● WORK TO DO: Where a line of the material contains the string "медицинских", copy that line.

● SUPPLIED RECORDS:
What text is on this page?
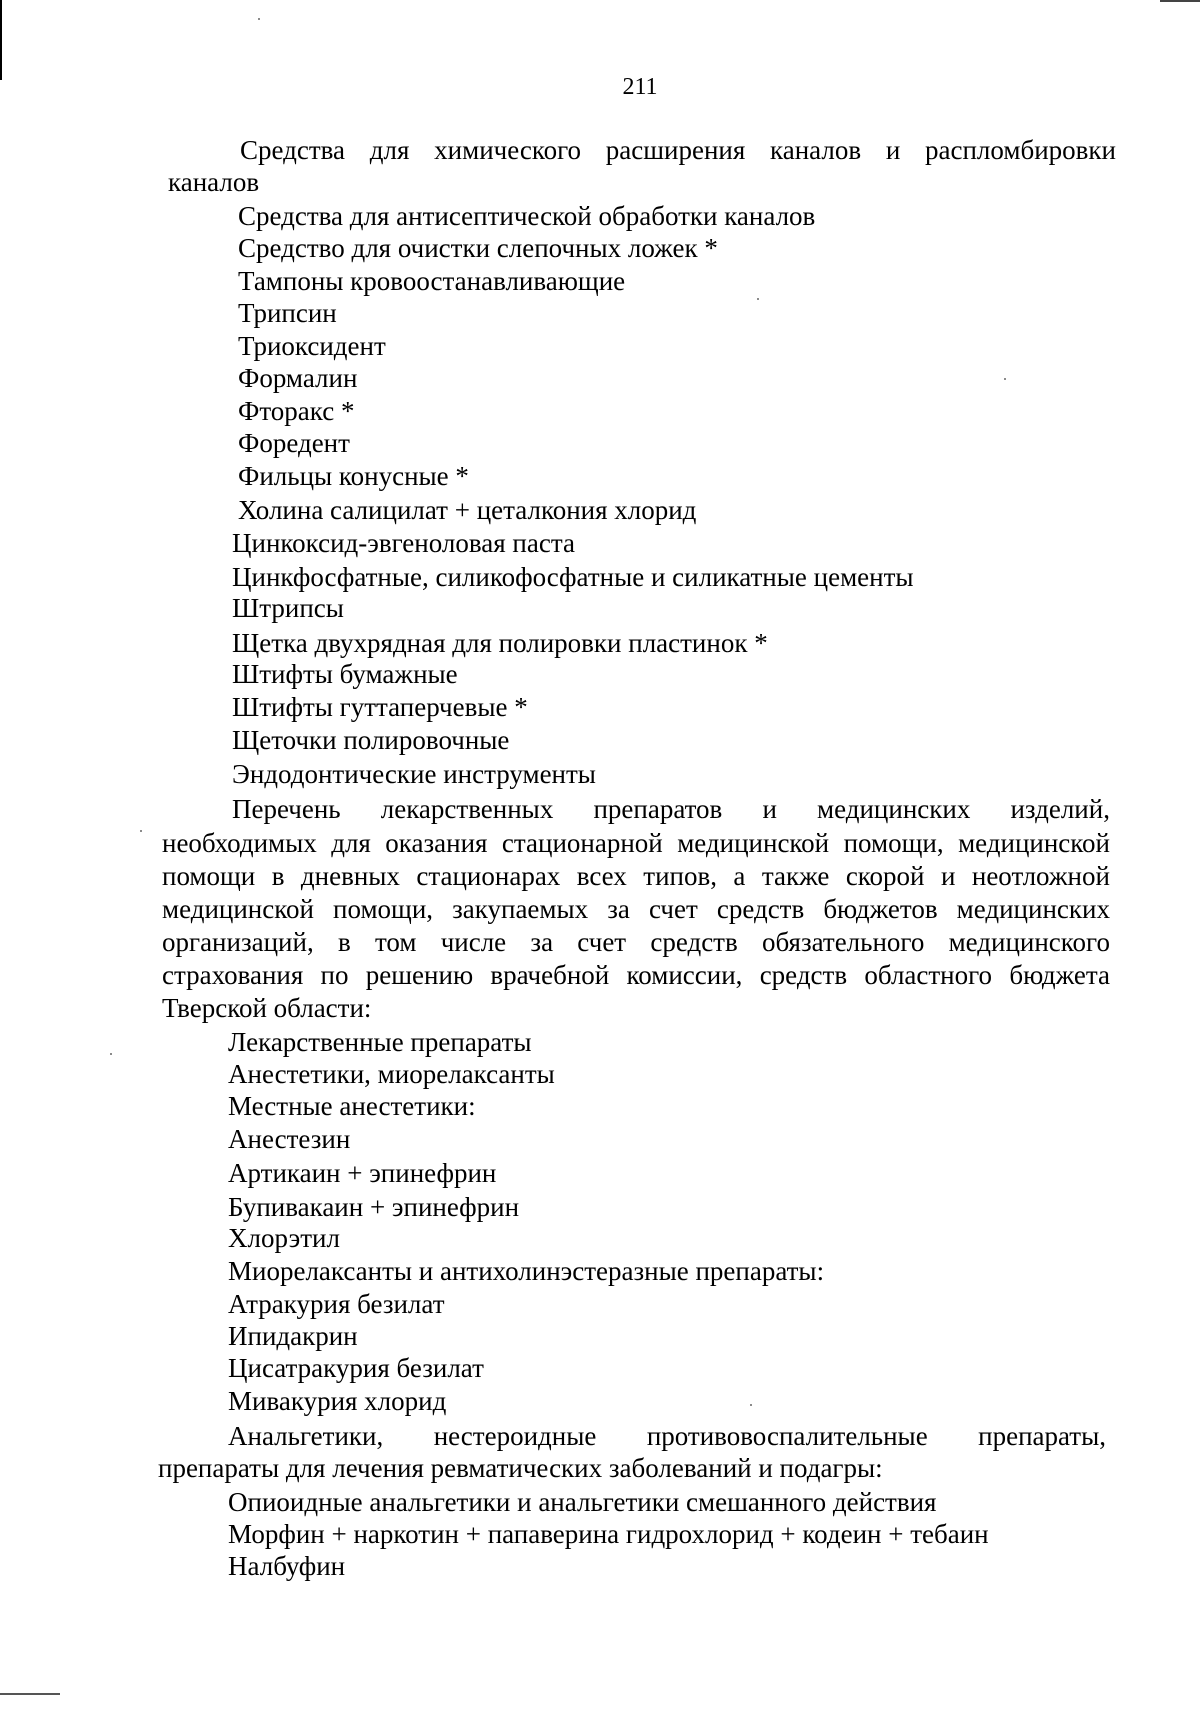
211
Средства для химического расширения каналов и распломбировки
каналов
Средства для антисептической обработки каналов
Средство для очистки слепочных ложек *
Тампоны кровоостанавливающие
Трипсин
Триоксидент
Формалин
Фторакс *
Форедент
Фильцы конусные *
Холина салицилат + цеталкония хлорид
Цинкоксид-эвгеноловая паста
Цинкфосфатные, силикофосфатные и силикатные цементы
Штрипсы
Щетка двухрядная для полировки пластинок *
Штифты бумажные
Штифты гуттаперчевые *
Щеточки полировочные
Эндодонтические инструменты
Перечень лекарственных препаратов и медицинских изделий,
необходимых для оказания стационарной медицинской помощи, медицинской
помощи в дневных стационарах всех типов, а также скорой и неотложной
медицинской помощи, закупаемых за счет средств бюджетов медицинских
организаций, в том числе за счет средств обязательного медицинского
страхования по решению врачебной комиссии, средств областного бюджета
Тверской области:
Лекарственные препараты
Анестетики, миорелаксанты
Местные анестетики:
Анестезин
Артикаин + эпинефрин
Бупивакаин + эпинефрин
Хлорэтил
Миорелаксанты и антихолинэстеразные препараты:
Атракурия безилат
Ипидакрин
Цисатракурия безилат
Мивакурия хлорид
Анальгетики, нестероидные противовоспалительные препараты,
препараты для лечения ревматических заболеваний и подагры:
Опиоидные анальгетики и анальгетики смешанного действия
Морфин + наркотин + папаверина гидрохлорид + кодеин + тебаин
Налбуфин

● TASK RESULT:
Перечень лекарственных препаратов и медицинских изделий,
медицинской помощи, закупаемых за счет средств бюджетов медицинских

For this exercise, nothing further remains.